=== TEXT ===

Egg Masala / Muttai Thokku - Instant Dinner Delight
Most of the time, it is not the recipe which makes it special, it is the memories the dish carries with it makes it special and a gets the best place in our heart. This is one such recipe..
I remember the days of my childhood when my mom makes this muttai thokku for dinner. It is an instant and fresh dish for dinner in our house.
I also remember many nights when there was no power in our house, mom used to make this egg masala and hot white-rice. We used to sit down on floor and have dinner in candle light. All the items being piping hot, we used to blow and eat. And mosquito bites - never bothered.
It is a dish with few ingredients, yet has tons of beautiful memories to be cherished.
I also remember many nights when there was no power in our house, mom used to make this egg masala and hot white-rice. We used to sit down on floor and have dinner in candle light. All the items being piping hot, we used to blow and eat. And mosquito bites - never bothered.
It is a dish with few ingredients, yet has tons of beautiful memories to be cherished.
Nothing much, when my mom tempers and sautes the onion and tomato for this thokku, we used to feel more hungry and can't wait for mom to call us for dinner.
The best part of this dish is that, after transferring the masala into another bowl, my mom used to add some plain rice to the kadai and stir it up. We used to die for this rice. Those days, our moms used to cook with all basic ingredients, and yet it used to be very tasty.. may be the taste and success of the dish was not in the ingredients.. but was in our innocent, worry less hearts and in moms' loving hands which serves it.

===

SET TASK 1.
Translate this sentence from the egg masala text into Spanish: "It is a dish with few ingredients, yet has tons of beautiful memories to be cherished."
SET TASK 2.
Answer from the egg masala text:
(a) What did mom make for dinner on nights when there was no power?
(b) Which two things does mom sauté for the thokku?
(c) What did mom add to the kadai after moving the masala into another bowl?
SET TASK 3.
Reproduce word for word the part of the egg masala text starting with "Egg Masala /" and going on through "one such recipe..".

=== LISTED RECORDS ===

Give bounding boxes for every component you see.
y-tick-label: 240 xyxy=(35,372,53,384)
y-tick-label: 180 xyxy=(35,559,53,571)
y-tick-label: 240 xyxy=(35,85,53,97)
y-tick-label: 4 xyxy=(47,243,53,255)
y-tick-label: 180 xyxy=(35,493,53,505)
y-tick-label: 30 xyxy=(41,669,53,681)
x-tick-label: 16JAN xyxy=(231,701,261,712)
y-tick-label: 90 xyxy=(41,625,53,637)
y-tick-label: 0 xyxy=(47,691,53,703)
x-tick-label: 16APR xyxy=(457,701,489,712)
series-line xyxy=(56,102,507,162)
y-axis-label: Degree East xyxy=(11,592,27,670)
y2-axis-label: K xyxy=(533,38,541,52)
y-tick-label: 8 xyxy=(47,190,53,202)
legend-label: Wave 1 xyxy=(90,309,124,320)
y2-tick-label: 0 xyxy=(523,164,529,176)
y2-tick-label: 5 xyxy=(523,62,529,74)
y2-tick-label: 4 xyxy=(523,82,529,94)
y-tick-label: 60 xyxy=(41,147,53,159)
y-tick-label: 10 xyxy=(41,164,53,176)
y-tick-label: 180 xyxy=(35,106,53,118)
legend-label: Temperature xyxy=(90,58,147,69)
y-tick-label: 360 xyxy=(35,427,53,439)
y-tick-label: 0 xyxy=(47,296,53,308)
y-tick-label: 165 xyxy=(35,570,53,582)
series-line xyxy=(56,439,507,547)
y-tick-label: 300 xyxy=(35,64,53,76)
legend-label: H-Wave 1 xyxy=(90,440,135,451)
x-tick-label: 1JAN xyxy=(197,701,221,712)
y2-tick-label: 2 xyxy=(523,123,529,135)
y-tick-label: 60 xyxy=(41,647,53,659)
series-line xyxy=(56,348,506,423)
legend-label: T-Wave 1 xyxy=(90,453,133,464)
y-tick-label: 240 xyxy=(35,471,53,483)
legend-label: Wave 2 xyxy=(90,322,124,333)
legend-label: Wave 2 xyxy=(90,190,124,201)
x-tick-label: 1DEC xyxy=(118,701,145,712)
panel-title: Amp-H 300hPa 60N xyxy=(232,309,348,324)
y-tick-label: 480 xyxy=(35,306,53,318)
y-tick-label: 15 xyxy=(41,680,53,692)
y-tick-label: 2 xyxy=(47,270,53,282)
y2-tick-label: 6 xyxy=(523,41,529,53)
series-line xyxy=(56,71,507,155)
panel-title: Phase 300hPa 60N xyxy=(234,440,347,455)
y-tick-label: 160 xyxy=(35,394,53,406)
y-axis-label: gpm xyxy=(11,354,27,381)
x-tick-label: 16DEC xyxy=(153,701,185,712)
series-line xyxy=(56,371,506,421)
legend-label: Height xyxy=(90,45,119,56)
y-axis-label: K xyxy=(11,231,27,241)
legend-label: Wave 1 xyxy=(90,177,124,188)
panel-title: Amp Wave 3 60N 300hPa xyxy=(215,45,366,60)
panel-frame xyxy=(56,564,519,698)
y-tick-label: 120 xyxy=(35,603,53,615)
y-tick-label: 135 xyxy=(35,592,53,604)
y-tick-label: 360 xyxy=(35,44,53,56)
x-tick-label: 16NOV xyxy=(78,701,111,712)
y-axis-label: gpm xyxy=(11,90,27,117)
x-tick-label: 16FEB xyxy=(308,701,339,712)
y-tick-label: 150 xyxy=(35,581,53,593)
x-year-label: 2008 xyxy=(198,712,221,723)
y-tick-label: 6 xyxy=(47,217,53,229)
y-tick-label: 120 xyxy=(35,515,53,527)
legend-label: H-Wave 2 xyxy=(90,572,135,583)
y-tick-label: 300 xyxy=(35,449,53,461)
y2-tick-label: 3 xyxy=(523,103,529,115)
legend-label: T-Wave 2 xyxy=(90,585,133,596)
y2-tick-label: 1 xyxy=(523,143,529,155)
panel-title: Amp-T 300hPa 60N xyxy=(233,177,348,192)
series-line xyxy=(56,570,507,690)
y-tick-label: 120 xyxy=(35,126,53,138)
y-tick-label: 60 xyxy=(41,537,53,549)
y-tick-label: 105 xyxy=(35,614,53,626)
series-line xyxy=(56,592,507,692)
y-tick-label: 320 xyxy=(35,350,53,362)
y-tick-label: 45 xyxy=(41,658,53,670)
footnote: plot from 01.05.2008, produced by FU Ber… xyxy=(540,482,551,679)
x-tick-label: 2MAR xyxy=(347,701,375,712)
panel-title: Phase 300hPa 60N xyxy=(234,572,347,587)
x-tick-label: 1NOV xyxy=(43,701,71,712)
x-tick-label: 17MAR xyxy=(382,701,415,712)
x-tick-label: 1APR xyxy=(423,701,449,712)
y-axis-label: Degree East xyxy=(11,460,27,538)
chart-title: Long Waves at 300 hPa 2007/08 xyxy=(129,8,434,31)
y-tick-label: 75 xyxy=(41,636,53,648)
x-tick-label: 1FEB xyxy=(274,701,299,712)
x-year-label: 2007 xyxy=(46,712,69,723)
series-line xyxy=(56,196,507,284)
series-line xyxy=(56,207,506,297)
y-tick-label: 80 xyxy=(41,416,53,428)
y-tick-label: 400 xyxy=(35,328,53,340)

===

EXERCISE OUTPUT 1.
Es un plato con pocos ingredientes, pero guarda muchísimos recuerdos hermosos para atesorar.

EXERCISE OUTPUT 2.
(a) Egg masala and hot white rice.
(b) The onion and tomato.
(c) Some plain rice.

EXERCISE OUTPUT 3.
Egg Masala / Muttai Thokku - Instant Dinner Delight
Most of the time, it is not the recipe which makes it special, it is the memories the dish carries with it makes it special and a gets the best place in our heart. This is one such recipe..